# SET TASKS
1) In the DJ Hatcha profile, copy the part that opens with the words containing "Terry Leonard, better" and closes with "station Kiss FM.", substituting "commercial" for "mainstream".
2) According to the DJ Hatcha profile, at which Croydon record shop was Leonard the head buyer?

# TEXT TO READ
○ ○ ○

Background information
- Birth name: Terry Leonard
- Origin: Croydon, London, England
- Genres: Dubstep
- Occupation(s): Producer, DJ
- Labels: Tempa, Planet Mu

= DJ Hatcha =

British producer and DJ

Terry Leonard, better known as DJ Hatcha or simply Hatcha, is a South London producer and DJ notable for his seminal work in the musical genre dubstep. He had a regular show on the prominent pirate radio station Rinse FM in the early 2000s, before bringing dubstep to a wider audience with his regular show on mainstream radio station Kiss FM.

==Biography==
Leonard was the head buyer of the Big Apple record shop in Croydon, South London, which he ran alongside Arthur Smith (a.k.a. Artwork of Magnetic Man) and John Kennedy. A movement within the 2-step garage scene by the name of "dark garage" was taking place at the start of the 2000s, and producers at the forefront of it such as El-B and Horsepower Productions were regulars at the shop, which had become a meeting point within the scene. At the time Leonard was an influential DJ on various pirate radio stations and a resident at the club FWD>>, where a strain of dark garage that was more stripped down and bass heavy was gaining popularity.

○ ○ ○

Saved entries
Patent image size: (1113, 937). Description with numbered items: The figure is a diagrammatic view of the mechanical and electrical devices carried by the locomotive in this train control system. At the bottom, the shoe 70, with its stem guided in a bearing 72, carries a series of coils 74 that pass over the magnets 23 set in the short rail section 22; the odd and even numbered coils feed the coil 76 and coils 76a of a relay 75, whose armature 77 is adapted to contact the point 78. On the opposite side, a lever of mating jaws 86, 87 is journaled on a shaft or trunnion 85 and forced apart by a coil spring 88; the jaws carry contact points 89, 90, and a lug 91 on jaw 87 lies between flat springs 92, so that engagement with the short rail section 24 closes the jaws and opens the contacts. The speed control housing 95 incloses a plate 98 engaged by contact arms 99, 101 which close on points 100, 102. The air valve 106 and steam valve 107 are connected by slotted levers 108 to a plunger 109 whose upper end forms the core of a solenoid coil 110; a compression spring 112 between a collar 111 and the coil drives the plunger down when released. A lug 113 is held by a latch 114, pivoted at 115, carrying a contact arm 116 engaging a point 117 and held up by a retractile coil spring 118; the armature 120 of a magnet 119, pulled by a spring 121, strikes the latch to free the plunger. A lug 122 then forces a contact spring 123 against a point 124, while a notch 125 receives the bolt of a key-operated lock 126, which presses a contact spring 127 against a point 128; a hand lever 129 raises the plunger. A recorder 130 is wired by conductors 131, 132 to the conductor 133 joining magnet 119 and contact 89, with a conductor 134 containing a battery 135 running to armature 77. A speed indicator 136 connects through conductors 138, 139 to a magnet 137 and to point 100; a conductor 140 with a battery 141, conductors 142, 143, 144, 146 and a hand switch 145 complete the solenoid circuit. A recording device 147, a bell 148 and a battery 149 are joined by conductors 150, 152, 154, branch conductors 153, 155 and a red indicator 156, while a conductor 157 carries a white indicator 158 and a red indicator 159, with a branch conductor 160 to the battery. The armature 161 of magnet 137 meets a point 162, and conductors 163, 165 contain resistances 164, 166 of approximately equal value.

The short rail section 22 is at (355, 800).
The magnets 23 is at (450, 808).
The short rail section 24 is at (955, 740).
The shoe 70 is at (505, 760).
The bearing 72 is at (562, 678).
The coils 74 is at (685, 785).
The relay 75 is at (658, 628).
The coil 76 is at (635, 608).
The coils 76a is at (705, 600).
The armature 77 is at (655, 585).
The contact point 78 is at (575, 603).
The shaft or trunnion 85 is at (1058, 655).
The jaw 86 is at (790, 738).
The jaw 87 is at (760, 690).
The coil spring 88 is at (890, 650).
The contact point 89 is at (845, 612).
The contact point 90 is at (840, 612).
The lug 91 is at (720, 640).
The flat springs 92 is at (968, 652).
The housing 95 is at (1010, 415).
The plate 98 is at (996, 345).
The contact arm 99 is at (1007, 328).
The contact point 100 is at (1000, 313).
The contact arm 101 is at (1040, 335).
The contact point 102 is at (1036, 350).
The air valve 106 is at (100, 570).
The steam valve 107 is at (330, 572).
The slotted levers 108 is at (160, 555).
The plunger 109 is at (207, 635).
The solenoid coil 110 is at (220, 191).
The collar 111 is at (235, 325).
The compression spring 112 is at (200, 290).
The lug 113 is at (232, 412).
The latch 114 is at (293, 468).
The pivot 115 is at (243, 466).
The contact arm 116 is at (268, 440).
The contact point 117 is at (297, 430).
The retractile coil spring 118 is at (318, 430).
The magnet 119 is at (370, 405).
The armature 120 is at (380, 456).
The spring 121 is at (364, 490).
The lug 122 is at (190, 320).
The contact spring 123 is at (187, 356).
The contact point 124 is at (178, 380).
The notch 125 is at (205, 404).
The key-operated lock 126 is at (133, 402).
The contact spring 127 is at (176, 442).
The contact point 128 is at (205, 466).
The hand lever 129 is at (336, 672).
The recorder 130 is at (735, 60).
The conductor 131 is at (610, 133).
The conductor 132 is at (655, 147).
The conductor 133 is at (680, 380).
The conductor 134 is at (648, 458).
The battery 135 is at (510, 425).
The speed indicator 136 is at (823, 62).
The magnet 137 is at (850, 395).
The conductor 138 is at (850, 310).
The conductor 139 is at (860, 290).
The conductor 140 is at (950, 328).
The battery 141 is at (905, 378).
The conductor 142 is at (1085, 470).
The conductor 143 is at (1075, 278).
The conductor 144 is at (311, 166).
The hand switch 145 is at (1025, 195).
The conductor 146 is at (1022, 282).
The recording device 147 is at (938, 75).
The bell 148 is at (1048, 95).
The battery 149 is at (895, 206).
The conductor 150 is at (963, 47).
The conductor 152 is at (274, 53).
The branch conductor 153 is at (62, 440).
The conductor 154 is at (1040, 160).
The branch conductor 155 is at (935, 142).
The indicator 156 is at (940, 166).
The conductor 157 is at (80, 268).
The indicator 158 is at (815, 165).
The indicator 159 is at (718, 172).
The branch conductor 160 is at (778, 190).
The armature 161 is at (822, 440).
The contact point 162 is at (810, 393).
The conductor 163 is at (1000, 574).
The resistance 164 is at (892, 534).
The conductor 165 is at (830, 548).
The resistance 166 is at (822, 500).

○ ○ ○

# EXERCISE RESULTS
1)
Terry Leonard, better known as DJ Hatcha or simply Hatcha, is a South London producer and DJ notable for his seminal work in the musical genre dubstep. He had a regular show on the prominent pirate radio station Rinse FM in the early 2000s, before bringing dubstep to a wider audience with his regular show on commercial radio station Kiss FM.

2) The Big Apple record shop.